- [GIVEN EXERCISE]
Restate every line of the material, word for word.

··· PROVIDED ENTRIES

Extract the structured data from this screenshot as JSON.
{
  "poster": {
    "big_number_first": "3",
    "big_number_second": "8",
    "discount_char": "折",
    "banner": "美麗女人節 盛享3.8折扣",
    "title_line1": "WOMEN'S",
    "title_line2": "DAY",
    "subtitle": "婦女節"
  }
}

······

- [THE RESULT]
Extract the structured data from this screenshot as JSON.
{
  "poster": {
    "big_number_first": "3",
    "big_number_second": "8",
    "discount_char": "折",
    "banner": "美麗女人節 盛享3.8折扣",
    "title_line1": "WOMEN'S",
    "title_line2": "DAY",
    "subtitle": "婦女節"
  }
}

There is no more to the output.